> READING PASSAGE
A Christmas Reflection

A wood wick candle flickers on the tray beside me where my lukewarm coffee sits in a Starbucks Virginia cup. Looking at the unlit Christmas tree in morning’s soft light, I feel a nudge in my belly as Owen moves.

He’s beginning to feel cramped and confined within me, stretching his little arms and legs to find more room.

Christmas is only a week away, and we’re preparing, again, for the long trek to our hometown. I don’t mind the ten-hour drive so much when there is no additional traffic, but after the hour and a half delay driving back to Roanoke at Thanksgiving, I’m praying for a smooth drive.

I love this time of year. Sitting by a fire in my parent’s chilly house, driving to find the best light displays in the neighborhood, drinking hot chocolate, and watching It’s a Wonderful Life or White Christmas.

If you’ve ever received a gift from me, I apologize. Choosing a gift for someone has never come easily to me, mostly because I want the gifts I give to be meaningful and something the recipient would genuinely love.

Items from a data source
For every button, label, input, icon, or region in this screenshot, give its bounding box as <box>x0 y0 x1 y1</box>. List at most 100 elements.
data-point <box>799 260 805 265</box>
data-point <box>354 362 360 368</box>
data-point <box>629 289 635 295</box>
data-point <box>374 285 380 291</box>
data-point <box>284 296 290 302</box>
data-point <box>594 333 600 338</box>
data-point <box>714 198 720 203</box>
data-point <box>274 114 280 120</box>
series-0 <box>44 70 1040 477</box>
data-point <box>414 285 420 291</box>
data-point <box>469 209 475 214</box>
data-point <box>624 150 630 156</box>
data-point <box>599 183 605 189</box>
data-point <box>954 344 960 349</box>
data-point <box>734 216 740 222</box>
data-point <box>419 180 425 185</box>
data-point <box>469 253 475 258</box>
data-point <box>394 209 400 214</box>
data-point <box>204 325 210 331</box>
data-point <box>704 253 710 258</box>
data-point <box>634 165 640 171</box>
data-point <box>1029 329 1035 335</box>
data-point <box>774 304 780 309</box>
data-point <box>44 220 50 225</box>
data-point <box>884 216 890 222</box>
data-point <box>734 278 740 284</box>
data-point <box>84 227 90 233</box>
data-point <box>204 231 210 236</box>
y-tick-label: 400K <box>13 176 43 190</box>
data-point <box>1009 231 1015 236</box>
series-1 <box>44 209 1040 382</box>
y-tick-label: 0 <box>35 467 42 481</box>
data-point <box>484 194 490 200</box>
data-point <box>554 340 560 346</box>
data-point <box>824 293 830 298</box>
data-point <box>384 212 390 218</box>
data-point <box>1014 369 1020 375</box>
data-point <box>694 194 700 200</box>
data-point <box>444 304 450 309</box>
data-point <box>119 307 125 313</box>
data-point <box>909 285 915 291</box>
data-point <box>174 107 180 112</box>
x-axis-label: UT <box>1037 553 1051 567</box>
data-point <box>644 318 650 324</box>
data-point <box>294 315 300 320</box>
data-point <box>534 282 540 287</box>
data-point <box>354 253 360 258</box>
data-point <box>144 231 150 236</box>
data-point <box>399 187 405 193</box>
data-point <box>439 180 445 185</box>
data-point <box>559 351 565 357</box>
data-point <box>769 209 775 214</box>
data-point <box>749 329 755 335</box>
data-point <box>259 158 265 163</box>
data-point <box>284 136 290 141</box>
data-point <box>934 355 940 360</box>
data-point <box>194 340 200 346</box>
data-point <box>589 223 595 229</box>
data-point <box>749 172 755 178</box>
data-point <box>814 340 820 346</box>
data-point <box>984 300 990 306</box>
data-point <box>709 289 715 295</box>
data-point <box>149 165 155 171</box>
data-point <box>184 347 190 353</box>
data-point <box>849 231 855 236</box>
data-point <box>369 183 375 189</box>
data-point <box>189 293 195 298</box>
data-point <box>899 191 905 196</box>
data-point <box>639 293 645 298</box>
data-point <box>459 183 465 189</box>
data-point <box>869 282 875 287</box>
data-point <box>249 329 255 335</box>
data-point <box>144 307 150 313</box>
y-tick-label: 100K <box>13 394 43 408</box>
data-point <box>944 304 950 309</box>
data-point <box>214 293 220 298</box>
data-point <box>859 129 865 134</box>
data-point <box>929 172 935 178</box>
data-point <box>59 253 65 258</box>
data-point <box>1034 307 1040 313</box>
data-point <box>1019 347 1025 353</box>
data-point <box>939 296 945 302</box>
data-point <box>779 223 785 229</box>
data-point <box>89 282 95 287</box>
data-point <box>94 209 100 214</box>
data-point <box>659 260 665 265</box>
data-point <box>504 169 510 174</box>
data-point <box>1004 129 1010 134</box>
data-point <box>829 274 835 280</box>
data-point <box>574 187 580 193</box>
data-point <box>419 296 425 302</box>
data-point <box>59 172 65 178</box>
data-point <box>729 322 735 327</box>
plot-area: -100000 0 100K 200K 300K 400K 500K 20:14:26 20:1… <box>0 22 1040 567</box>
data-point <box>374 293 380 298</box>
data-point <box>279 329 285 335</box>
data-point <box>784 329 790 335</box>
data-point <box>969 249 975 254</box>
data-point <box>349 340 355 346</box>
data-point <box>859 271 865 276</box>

> PROBLEM DESCRIPTION
Rewrite the Christmas reflection from "A wood wick" to "or White Christmas.", swapping "hot chocolate" for "eggnog".

> RESULT OF THE EXERCISE
A wood wick candle flickers on the tray beside me where my lukewarm coffee sits in a Starbucks Virginia cup. Looking at the unlit Christmas tree in morning’s soft light, I feel a nudge in my belly as Owen moves.

He’s beginning to feel cramped and confined within me, stretching his little arms and legs to find more room.

Christmas is only a week away, and we’re preparing, again, for the long trek to our hometown. I don’t mind the ten-hour drive so much when there is no additional traffic, but after the hour and a half delay driving back to Roanoke at Thanksgiving, I’m praying for a smooth drive.

I love this time of year. Sitting by a fire in my parent’s chilly house, driving to find the best light displays in the neighborhood, drinking eggnog, and watching It’s a Wonderful Life or White Christmas.